Your instructions: Count every line where "organizace" occurs. Give the total alone.

# START OF Material for this task

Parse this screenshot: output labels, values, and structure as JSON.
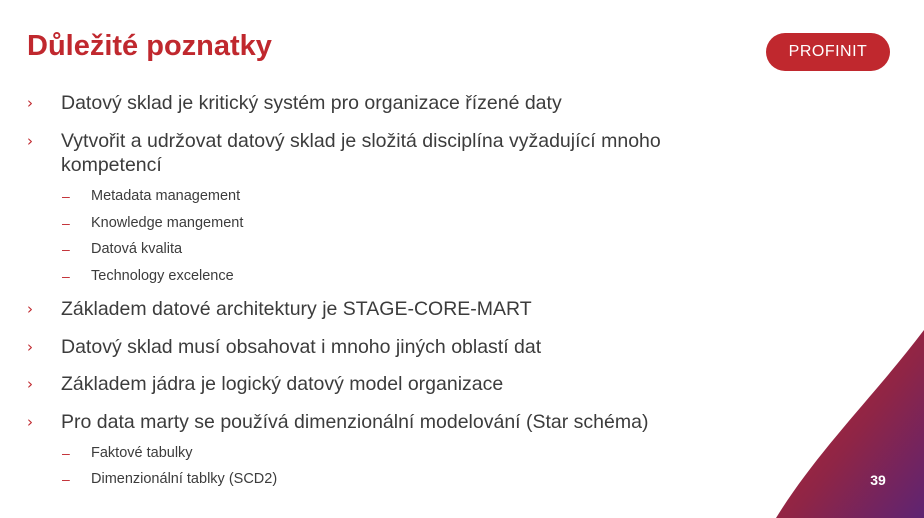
{
  "slide": {
    "title": "Důležité poznatky",
    "logo_text": "PROFINIT",
    "page_number": "39",
    "bullet_marker": "›",
    "sub_bullet_marker": "–",
    "colors": {
      "accent": "#c0282e",
      "text": "#3c3c3c",
      "gradient_start": "#c0282e",
      "gradient_end": "#5e2472"
    },
    "bullets": [
      {
        "text": "Datový sklad je kritický systém pro organizace řízené daty"
      },
      {
        "text": "Vytvořit a udržovat datový sklad je složitá disciplína vyžadující mnoho kompetencí",
        "sub": [
          "Metadata management",
          "Knowledge mangement",
          "Datová kvalita",
          "Technology excelence"
        ]
      },
      {
        "text": "Základem datové architektury je STAGE-CORE-MART"
      },
      {
        "text": "Datový sklad musí obsahovat i mnoho jiných oblastí dat"
      },
      {
        "text": "Základem jádra je logický datový model organizace"
      },
      {
        "text": "Pro data marty se používá dimenzionální modelování (Star schéma)",
        "sub": [
          "Faktové tabulky",
          "Dimenzionální tablky (SCD2)"
        ]
      }
    ]
  }
}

# END OF Material for this task

Finished task: 2